== Listed records ==
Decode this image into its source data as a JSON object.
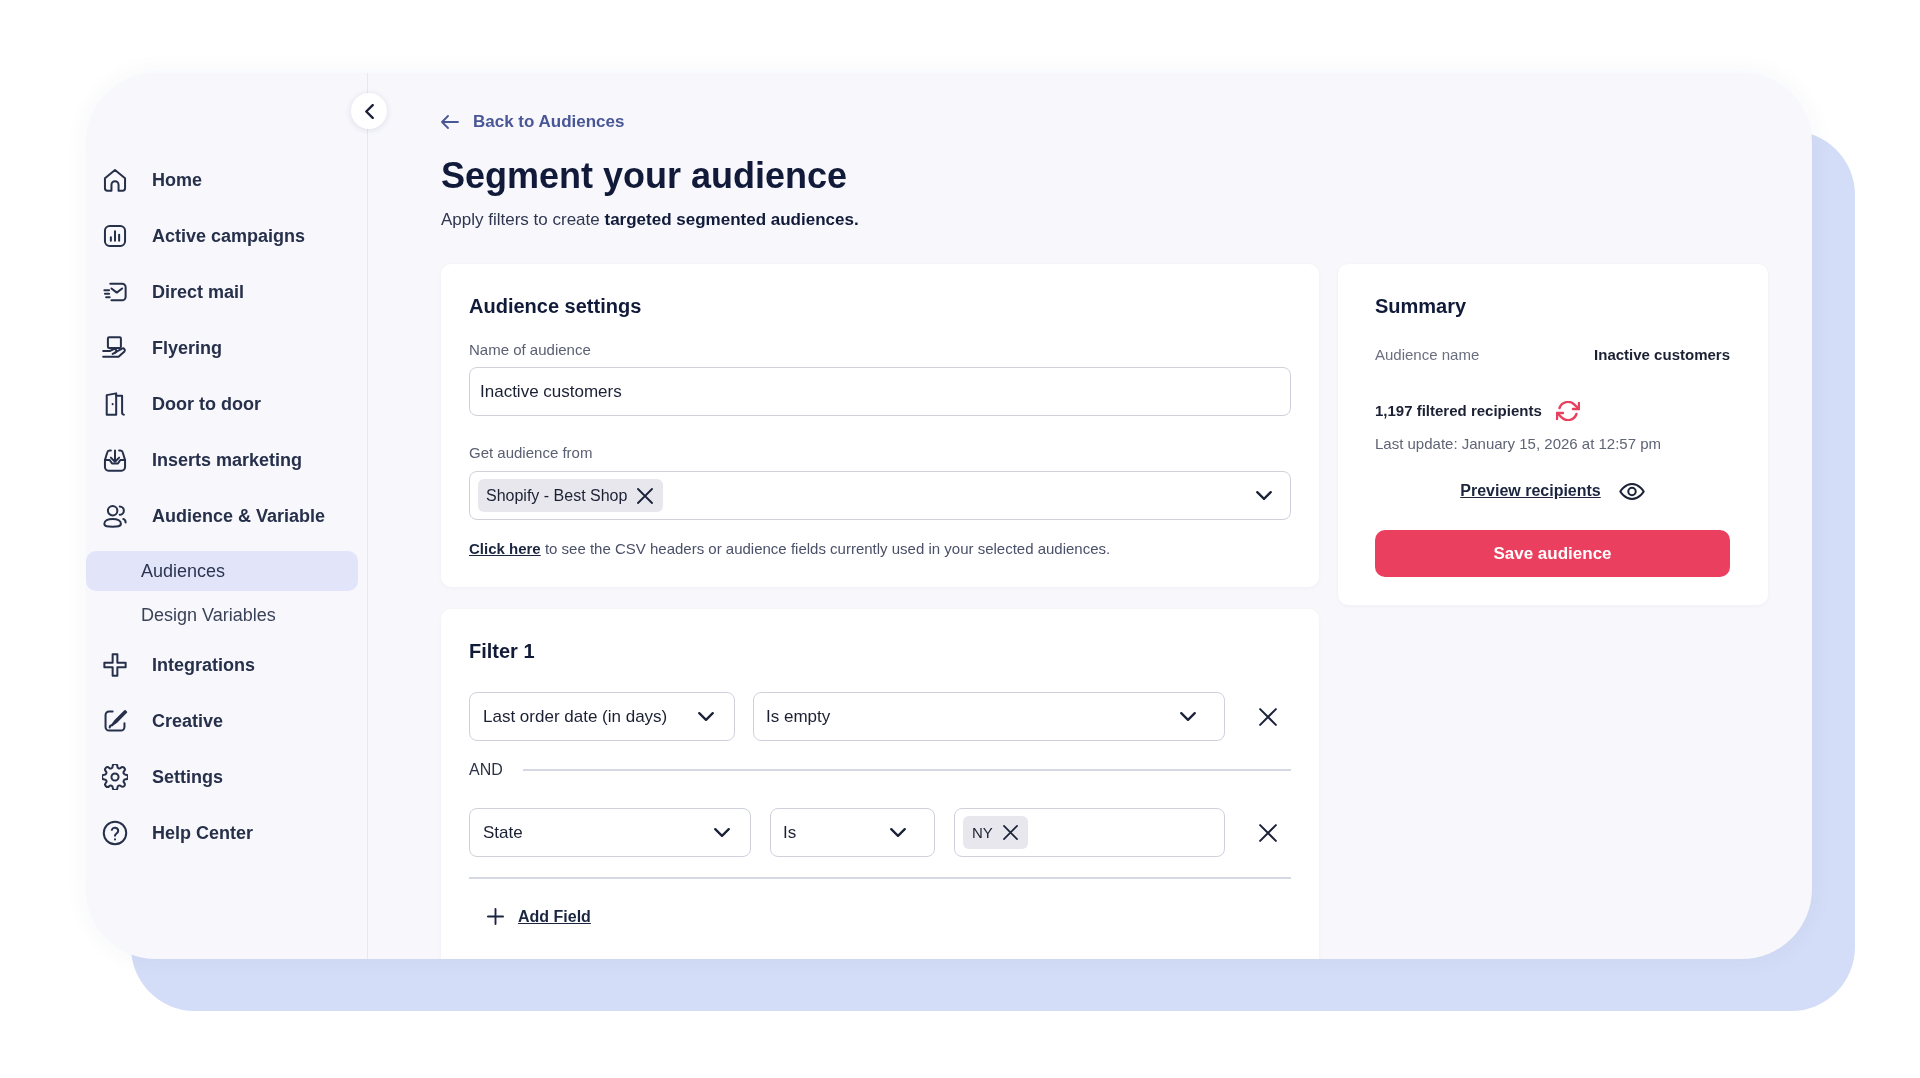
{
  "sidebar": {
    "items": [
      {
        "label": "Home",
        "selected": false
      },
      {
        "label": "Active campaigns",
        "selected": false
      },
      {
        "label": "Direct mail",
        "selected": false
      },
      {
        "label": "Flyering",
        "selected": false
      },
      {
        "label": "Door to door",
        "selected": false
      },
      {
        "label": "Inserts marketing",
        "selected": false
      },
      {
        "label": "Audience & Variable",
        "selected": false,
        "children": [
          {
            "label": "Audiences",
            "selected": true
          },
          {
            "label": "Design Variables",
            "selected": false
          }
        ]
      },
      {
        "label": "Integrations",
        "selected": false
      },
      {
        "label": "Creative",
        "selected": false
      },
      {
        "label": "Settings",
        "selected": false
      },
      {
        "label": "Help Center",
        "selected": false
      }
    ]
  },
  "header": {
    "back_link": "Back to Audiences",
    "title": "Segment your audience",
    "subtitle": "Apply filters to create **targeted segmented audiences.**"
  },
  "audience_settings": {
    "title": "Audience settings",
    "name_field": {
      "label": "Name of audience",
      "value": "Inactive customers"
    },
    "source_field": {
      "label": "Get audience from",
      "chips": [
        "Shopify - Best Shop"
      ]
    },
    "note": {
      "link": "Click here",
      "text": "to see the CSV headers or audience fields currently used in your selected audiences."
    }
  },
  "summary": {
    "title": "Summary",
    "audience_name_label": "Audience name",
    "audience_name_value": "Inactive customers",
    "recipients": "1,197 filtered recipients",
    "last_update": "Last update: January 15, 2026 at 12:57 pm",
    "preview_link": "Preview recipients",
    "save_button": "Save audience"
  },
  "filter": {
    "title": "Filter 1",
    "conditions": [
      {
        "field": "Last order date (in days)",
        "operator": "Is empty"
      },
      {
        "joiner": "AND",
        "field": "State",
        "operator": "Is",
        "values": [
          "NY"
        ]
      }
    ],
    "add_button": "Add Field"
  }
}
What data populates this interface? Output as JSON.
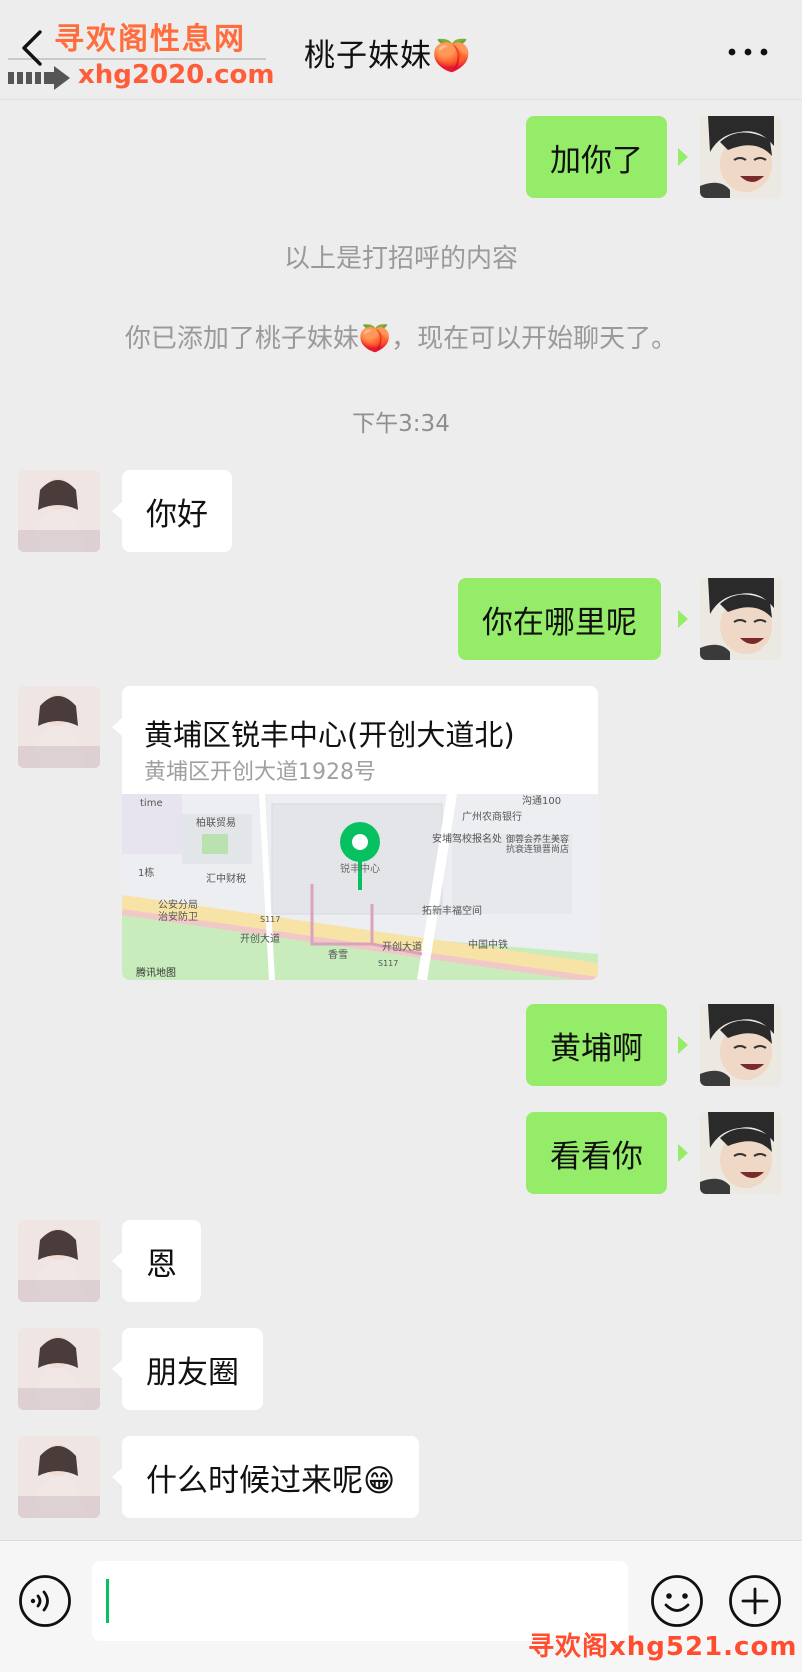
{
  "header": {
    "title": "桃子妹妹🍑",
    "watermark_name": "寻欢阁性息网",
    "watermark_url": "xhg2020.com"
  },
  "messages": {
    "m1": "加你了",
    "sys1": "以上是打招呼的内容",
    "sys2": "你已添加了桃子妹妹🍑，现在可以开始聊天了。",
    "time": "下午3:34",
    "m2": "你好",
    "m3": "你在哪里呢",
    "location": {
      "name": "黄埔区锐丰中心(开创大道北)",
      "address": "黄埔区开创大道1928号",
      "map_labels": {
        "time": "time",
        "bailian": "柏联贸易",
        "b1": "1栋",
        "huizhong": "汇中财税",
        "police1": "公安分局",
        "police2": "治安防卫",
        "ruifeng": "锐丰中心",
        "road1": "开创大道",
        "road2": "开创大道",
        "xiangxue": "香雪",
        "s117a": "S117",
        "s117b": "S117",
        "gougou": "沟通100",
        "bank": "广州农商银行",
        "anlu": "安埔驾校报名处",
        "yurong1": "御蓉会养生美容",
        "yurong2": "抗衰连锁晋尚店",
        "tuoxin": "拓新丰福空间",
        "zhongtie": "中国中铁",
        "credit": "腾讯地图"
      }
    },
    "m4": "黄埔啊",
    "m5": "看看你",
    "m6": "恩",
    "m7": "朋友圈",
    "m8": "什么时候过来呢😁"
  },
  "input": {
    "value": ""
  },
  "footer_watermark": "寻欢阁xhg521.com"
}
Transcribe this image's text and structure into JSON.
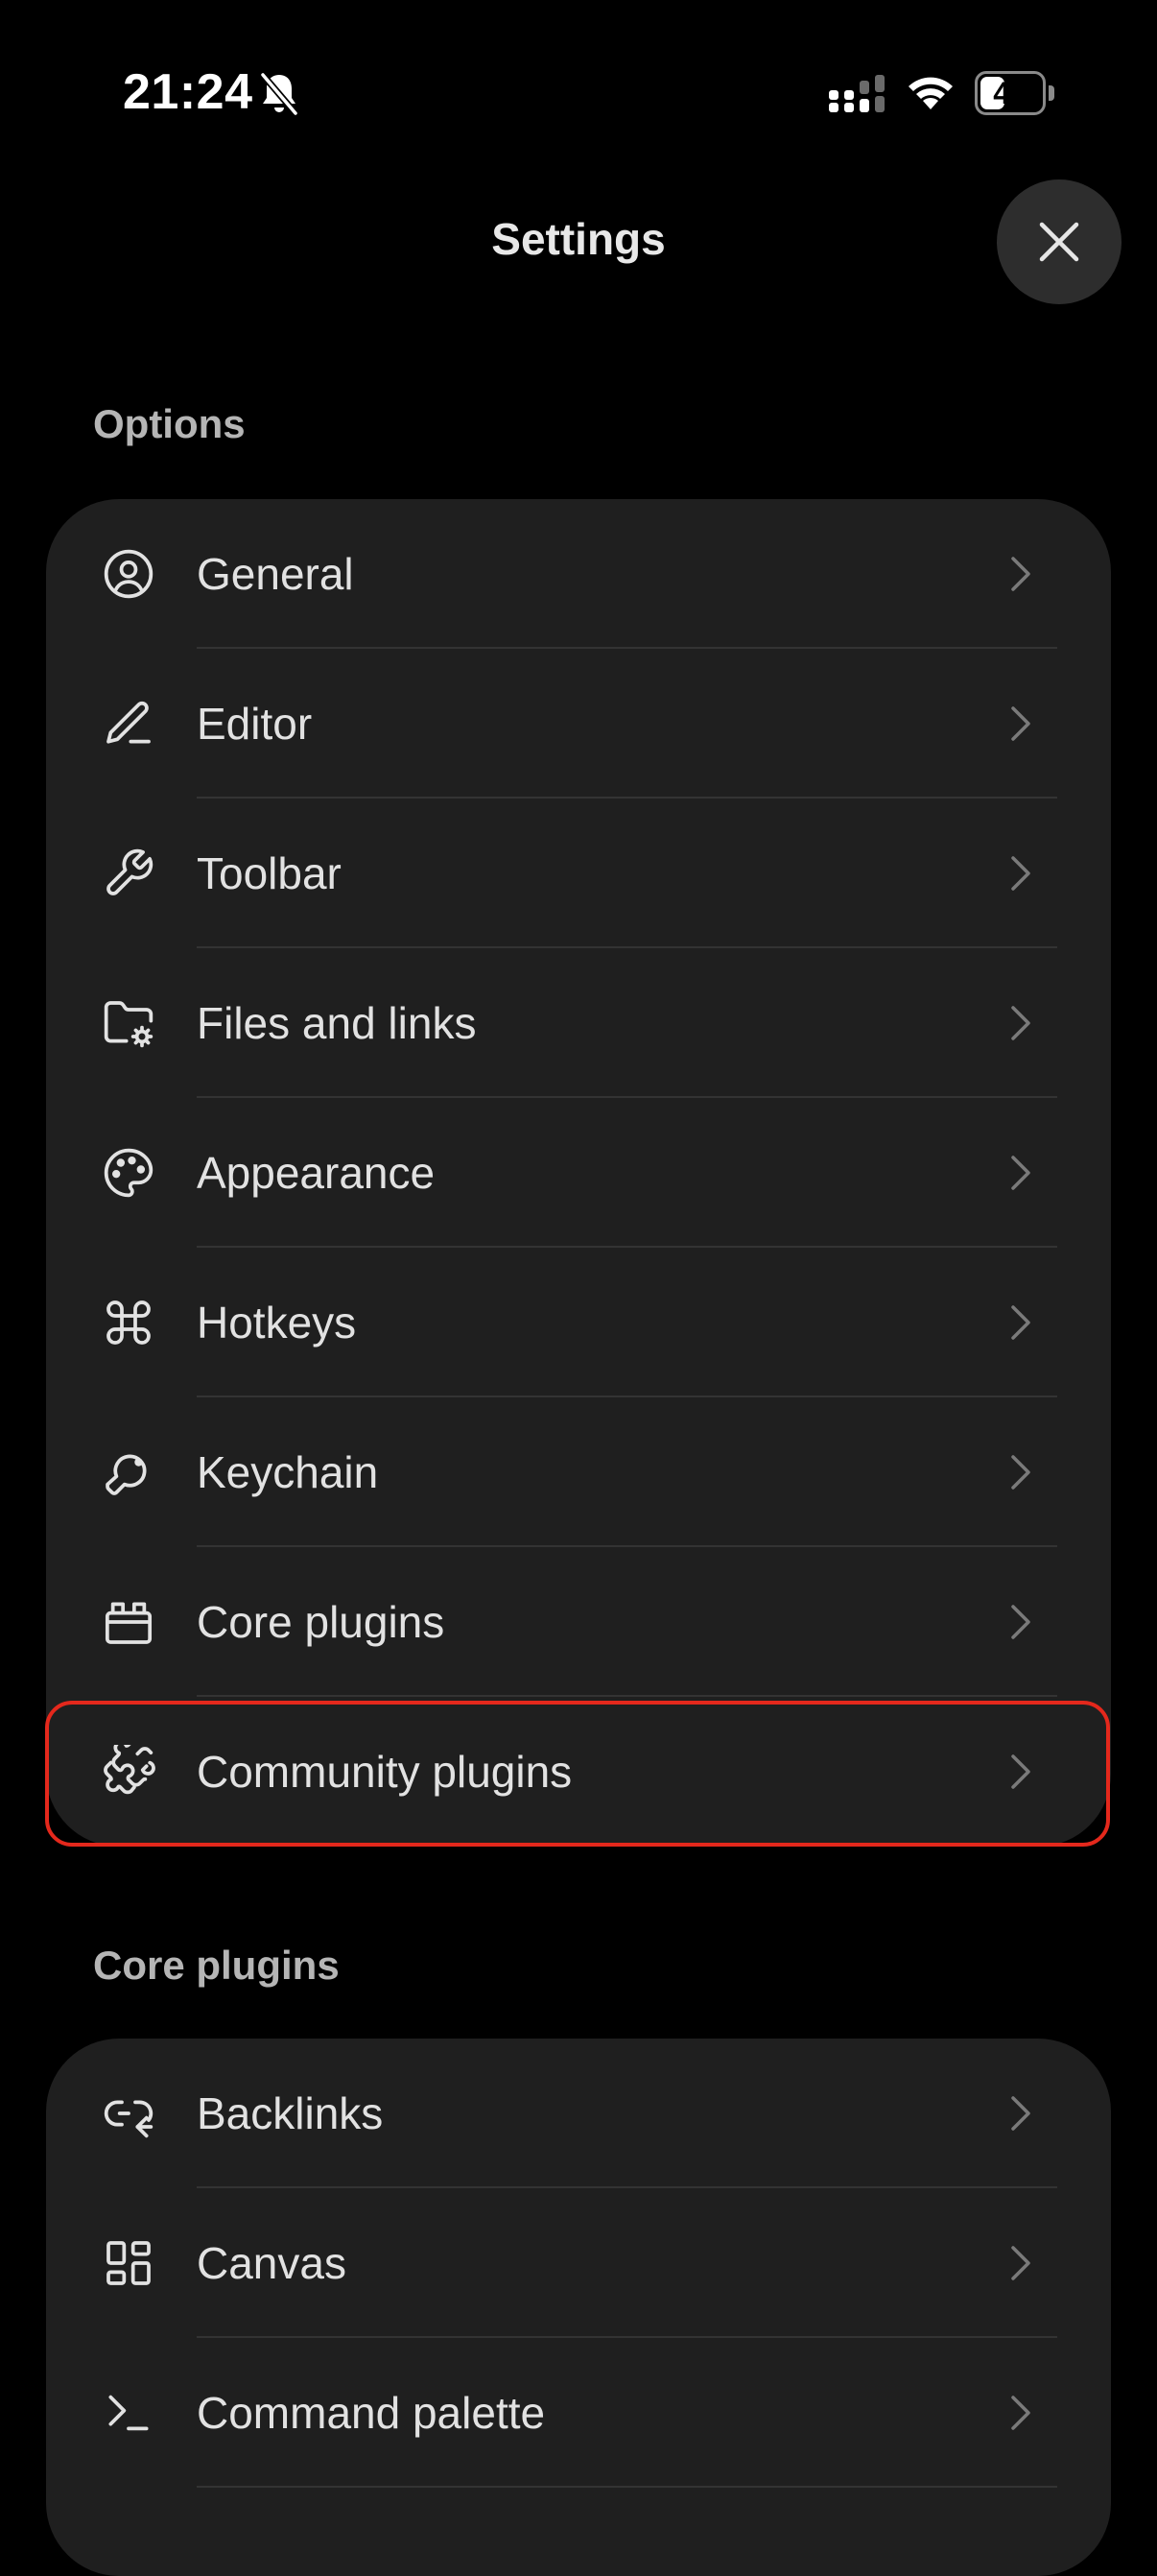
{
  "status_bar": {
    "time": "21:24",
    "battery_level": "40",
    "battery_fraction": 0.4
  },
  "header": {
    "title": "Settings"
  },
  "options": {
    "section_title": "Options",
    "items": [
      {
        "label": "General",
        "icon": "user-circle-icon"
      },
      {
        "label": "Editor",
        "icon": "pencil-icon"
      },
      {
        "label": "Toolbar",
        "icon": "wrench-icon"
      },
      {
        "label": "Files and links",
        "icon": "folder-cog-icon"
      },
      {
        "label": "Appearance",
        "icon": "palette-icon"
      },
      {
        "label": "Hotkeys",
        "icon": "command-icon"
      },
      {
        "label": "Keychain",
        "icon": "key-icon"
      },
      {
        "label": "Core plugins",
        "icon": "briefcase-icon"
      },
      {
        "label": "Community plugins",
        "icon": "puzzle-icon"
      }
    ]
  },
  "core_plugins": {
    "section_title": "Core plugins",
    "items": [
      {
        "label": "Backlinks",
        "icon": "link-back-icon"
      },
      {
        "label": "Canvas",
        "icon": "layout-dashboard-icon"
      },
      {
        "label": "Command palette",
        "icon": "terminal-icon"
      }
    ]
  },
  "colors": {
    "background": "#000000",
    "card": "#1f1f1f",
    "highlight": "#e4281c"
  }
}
===
** Brief **
Transcribe every record above exactly, leaving out the pictures.

** Task solution **
Decode this image into its source data as a JSON object.
{
  "sidebar": {
    "items": [
      {
        "label": "Home",
        "selected": false
      },
      {
        "label": "Active campaigns",
        "selected": false
      },
      {
        "label": "Direct mail",
        "selected": false
      },
      {
        "label": "Flyering",
        "selected": false
      },
      {
        "label": "Door to door",
        "selected": false
      },
      {
        "label": "Inserts marketing",
        "selected": false
      },
      {
        "label": "Audience & Variable",
        "selected": false,
        "children": [
          {
            "label": "Audiences",
            "selected": true
          },
          {
            "label": "Design Variables",
            "selected": false
          }
        ]
      },
      {
        "label": "Integrations",
        "selected": false
      },
      {
        "label": "Creative",
        "selected": false
      },
      {
        "label": "Settings",
        "selected": false
      },
      {
        "label": "Help Center",
        "selected": false
      }
    ]
  },
  "header": {
    "back_link": "Back to Audiences",
    "title": "Segment your audience",
    "subtitle": "Apply filters to create **targeted segmented audiences.**"
  },
  "audience_settings": {
    "title": "Audience settings",
    "name_field": {
      "label": "Name of audience",
      "value": "Inactive customers"
    },
    "source_field": {
      "label": "Get audience from",
      "chips": [
        "Shopify - Best Shop"
      ]
    },
    "note": {
      "link": "Click here",
      "text": "to see the CSV headers or audience fields currently used in your selected audiences."
    }
  },
  "summary": {
    "title": "Summary",
    "audience_name_label": "Audience name",
    "audience_name_value": "Inactive customers",
    "recipients": "1,197 filtered recipients",
    "last_update": "Last update: January 15, 2026 at 12:57 pm",
    "preview_link": "Preview recipients",
    "save_button": "Save audience"
  },
  "filter": {
    "title": "Filter 1",
    "conditions": [
      {
        "field": "Last order date (in days)",
        "operator": "Is empty"
      },
      {
        "joiner": "AND",
        "field": "State",
        "operator": "Is",
        "values": [
          "NY"
        ]
      }
    ],
    "add_button": "Add Field"
  }
}
What data populates this interface? Output as JSON.
{
  "header": {
    "title": "桃子妹妹🍑",
    "watermark_name": "寻欢阁性息网",
    "watermark_url": "xhg2020.com"
  },
  "messages": {
    "m1": "加你了",
    "sys1": "以上是打招呼的内容",
    "sys2": "你已添加了桃子妹妹🍑，现在可以开始聊天了。",
    "time": "下午3:34",
    "m2": "你好",
    "m3": "你在哪里呢",
    "location": {
      "name": "黄埔区锐丰中心(开创大道北)",
      "address": "黄埔区开创大道1928号",
      "map_labels": {
        "time": "time",
        "bailian": "柏联贸易",
        "b1": "1栋",
        "huizhong": "汇中财税",
        "police1": "公安分局",
        "police2": "治安防卫",
        "ruifeng": "锐丰中心",
        "road1": "开创大道",
        "road2": "开创大道",
        "xiangxue": "香雪",
        "s117a": "S117",
        "s117b": "S117",
        "gougou": "沟通100",
        "bank": "广州农商银行",
        "anlu": "安埔驾校报名处",
        "yurong1": "御蓉会养生美容",
        "yurong2": "抗衰连锁晋尚店",
        "tuoxin": "拓新丰福空间",
        "zhongtie": "中国中铁",
        "credit": "腾讯地图"
      }
    },
    "m4": "黄埔啊",
    "m5": "看看你",
    "m6": "恩",
    "m7": "朋友圈",
    "m8": "什么时候过来呢😁"
  },
  "input": {
    "value": ""
  },
  "footer_watermark": "寻欢阁xhg521.com"
}
Transcribe this image's text and structure into JSON.
{
  "status_bar": {
    "time": "21:24",
    "battery_level": "40",
    "battery_fraction": 0.4
  },
  "header": {
    "title": "Settings"
  },
  "options": {
    "section_title": "Options",
    "items": [
      {
        "label": "General",
        "icon": "user-circle-icon"
      },
      {
        "label": "Editor",
        "icon": "pencil-icon"
      },
      {
        "label": "Toolbar",
        "icon": "wrench-icon"
      },
      {
        "label": "Files and links",
        "icon": "folder-cog-icon"
      },
      {
        "label": "Appearance",
        "icon": "palette-icon"
      },
      {
        "label": "Hotkeys",
        "icon": "command-icon"
      },
      {
        "label": "Keychain",
        "icon": "key-icon"
      },
      {
        "label": "Core plugins",
        "icon": "briefcase-icon"
      },
      {
        "label": "Community plugins",
        "icon": "puzzle-icon"
      }
    ]
  },
  "core_plugins": {
    "section_title": "Core plugins",
    "items": [
      {
        "label": "Backlinks",
        "icon": "link-back-icon"
      },
      {
        "label": "Canvas",
        "icon": "layout-dashboard-icon"
      },
      {
        "label": "Command palette",
        "icon": "terminal-icon"
      }
    ]
  },
  "colors": {
    "background": "#000000",
    "card": "#1f1f1f",
    "highlight": "#e4281c"
  }
}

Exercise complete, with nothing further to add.